→ **Исходный текст**:
═══

Царская немилость тягостно подействовала на юношу. Нет, не страх мучил его. Он тяжело переживал преподанный ему урок бесправия. Еще тяжелее становилось, когда до него доходили вести о бесплодном заступничестве Оленина, Жуковского, Крылова. Значит, даже их просвещенная слава ничто перед монаршей «справедливостью»... Надежду питало одно: в беде он был одарен дружеским участием таких людей!

Гроза прошла так же быстро, как и грянула: Таннер чем-то не угодил и был выдворен из России. И оказалось, что буря, пронесясь над Айвазовским, сделала много полезного: основательно разрушила романтические иллюзии и осветила гневными молниями единственно верный, его путь в живописи. Юный художник понял, что, даже не будь светских превратностей, он все равно победил Таннера – как мастер. И полуосознанная тяга к маринистике переросла в страсть, питаемую соками уверенности в своих силах, в предназначении своего таланта.

Многих выдающихся российских художников на разных этапах творчества притягивало море. Но было это эпизодически – наверно, им казалось, что вода не может так питать творчество, как многообразная природа земли, живая натура. Айвазовский же, прикоснувшись кистью к морю, как бы ощутил его тайну, сокрытую для глаз. Он как будто предвидел, что не вечно нести океану беды людям, что откроется им, новым и сильным, истинная красота и мощь водных просторов. Художник чувствовал, переживал, тонко улавливал бесконечные изменения состояний водной стихии: от штиля и ласковой игры волн до бурь, сметающих все на своем пути. И состояния эти, безусловно, находили отражение в душе художника, ибо истинный талант не может позволить человеку существовать вне мира его искусства, жить пустыми и праздными заботами. Так что житейское благополучие Айвазовского вовсе не гарантировало благополучности его таланта – он крепчал, набирался сил в трудных дорогах к вдохновению. И всякий раз, когда та или иная дорога была пройдена, Айвазовский приступал к работе, писал легко, со стороны казалось – без напряжения. Такой метод работы опять-таки давал пищу для разговоров о быстроте, чуть ли не о ремесленничестве. Айвазовский старался не реагировать на них, четко сознавая при этом, когда работает по заказу, когда – творит.

═══

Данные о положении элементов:

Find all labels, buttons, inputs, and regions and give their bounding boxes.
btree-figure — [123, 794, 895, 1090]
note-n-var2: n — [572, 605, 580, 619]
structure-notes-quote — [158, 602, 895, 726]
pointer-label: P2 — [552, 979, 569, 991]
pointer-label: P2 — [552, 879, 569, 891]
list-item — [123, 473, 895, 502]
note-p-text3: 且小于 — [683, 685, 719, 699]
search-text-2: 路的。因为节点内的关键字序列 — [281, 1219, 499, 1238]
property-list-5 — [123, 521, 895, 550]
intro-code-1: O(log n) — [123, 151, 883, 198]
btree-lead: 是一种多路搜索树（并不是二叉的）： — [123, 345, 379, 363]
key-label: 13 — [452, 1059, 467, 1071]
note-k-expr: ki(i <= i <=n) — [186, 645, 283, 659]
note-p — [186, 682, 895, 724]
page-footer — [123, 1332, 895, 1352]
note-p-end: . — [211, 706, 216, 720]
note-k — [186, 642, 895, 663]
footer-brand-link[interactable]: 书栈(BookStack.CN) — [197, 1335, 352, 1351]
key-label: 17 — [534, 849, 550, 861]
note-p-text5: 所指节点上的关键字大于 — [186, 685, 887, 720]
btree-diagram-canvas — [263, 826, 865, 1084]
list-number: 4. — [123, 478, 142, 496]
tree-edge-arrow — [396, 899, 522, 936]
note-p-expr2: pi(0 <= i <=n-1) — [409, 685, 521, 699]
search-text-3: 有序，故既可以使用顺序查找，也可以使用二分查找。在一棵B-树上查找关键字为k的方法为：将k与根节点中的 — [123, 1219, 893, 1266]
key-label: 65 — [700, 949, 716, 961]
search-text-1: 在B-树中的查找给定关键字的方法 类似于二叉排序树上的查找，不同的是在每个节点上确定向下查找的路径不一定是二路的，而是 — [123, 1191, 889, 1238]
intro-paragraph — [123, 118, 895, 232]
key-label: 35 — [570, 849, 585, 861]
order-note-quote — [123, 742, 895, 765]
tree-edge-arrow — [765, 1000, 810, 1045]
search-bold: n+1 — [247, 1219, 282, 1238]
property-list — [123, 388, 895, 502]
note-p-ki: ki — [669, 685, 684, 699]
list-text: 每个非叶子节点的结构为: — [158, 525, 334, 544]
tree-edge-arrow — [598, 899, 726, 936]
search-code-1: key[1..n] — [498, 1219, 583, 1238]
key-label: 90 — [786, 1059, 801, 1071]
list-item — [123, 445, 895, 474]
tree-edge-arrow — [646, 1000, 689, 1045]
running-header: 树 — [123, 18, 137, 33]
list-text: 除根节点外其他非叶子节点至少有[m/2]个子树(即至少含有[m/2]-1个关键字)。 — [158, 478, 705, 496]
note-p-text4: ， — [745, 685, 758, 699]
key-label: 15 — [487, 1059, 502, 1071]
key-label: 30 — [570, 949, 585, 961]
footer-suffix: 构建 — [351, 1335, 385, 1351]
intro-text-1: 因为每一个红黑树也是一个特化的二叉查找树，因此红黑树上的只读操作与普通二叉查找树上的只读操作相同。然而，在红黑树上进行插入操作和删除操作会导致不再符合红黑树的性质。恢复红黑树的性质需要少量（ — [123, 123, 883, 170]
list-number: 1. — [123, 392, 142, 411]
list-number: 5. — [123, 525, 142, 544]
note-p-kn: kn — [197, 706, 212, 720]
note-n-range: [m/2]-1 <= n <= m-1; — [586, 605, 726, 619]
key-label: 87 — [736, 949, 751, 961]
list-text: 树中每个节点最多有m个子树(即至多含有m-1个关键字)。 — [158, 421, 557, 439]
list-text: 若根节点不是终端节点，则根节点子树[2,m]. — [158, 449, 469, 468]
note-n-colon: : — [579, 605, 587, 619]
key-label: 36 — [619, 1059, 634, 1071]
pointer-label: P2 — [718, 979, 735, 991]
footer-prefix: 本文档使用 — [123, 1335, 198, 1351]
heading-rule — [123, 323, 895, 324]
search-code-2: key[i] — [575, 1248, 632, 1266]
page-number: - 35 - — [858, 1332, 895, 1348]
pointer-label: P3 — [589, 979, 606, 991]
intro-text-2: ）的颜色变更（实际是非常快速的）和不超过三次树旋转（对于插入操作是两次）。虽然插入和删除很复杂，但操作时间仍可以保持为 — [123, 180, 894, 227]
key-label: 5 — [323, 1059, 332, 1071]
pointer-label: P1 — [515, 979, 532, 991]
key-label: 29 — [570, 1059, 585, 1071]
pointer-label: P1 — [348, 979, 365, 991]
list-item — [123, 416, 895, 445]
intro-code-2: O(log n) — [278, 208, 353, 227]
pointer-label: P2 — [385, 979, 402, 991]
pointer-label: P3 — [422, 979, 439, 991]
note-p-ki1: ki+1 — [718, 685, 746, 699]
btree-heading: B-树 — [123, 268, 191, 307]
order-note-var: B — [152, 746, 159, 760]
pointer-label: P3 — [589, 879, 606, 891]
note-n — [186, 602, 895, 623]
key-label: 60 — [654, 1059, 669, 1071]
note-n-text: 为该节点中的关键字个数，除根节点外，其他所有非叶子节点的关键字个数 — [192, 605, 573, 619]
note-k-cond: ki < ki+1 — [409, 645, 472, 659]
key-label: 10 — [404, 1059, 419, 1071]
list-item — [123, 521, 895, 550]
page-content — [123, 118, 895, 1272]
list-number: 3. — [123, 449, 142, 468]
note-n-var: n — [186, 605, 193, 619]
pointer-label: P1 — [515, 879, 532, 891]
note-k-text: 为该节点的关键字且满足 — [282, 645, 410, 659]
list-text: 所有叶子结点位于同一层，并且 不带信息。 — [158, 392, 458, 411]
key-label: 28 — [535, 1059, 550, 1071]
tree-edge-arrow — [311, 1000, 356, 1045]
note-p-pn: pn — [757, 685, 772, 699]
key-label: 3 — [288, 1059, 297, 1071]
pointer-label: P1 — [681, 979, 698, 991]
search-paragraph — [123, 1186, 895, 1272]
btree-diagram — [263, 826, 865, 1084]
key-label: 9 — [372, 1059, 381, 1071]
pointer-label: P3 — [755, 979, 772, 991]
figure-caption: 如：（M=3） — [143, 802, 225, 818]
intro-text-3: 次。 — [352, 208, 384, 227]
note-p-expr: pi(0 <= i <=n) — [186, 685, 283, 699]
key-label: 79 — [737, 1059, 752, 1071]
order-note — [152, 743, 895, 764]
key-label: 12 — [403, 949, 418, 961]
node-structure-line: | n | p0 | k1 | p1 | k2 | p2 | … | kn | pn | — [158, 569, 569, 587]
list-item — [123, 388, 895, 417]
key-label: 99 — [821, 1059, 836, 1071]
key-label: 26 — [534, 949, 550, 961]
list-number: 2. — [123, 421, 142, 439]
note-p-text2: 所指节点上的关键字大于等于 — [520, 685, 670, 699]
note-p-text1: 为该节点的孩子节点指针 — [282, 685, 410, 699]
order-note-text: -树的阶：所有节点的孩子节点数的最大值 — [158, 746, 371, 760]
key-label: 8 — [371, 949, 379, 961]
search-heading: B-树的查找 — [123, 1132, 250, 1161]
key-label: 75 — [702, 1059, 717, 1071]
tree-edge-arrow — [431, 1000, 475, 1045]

═══

→ **Задания**:
1. Кратко перескажите абзац текста об Айвазовском, начинающийся словами «Гроза прошла так же быстро», сохранив его основные факты.
2. Перепишите без изменений фрагмент текста об Айвазовском между словами «Гроза прошла так» и «предназначении своего таланта.», включая их.

→ **Ожидаемые результаты**:
1. Гроза миновала быстро: Таннер чем-то не угодил и был выслан из России. Буря оказалась для Айвазовского полезной. Она разрушила его романтические иллюзии и указала единственно верный путь в живописи. Юный художник понял, что и без светских превратностей победил бы Таннера как мастер. Его полуосознанная тяга к маринистике переросла в страсть, основанную на уверенности в своих силах и в предназначении своего таланта.

2.
Гроза прошла так же быстро, как и грянула: Таннер чем-то не угодил и был выдворен из России. И оказалось, что буря, пронесясь над Айвазовским, сделала много полезного: основательно разрушила романтические иллюзии и осветила гневными молниями единственно верный, его путь в живописи. Юный художник понял, что, даже не будь светских превратностей, он все равно победил Таннера – как мастер. И полуосознанная тяга к маринистике переросла в страсть, питаемую соками уверенности в своих силах, в предназначении своего таланта.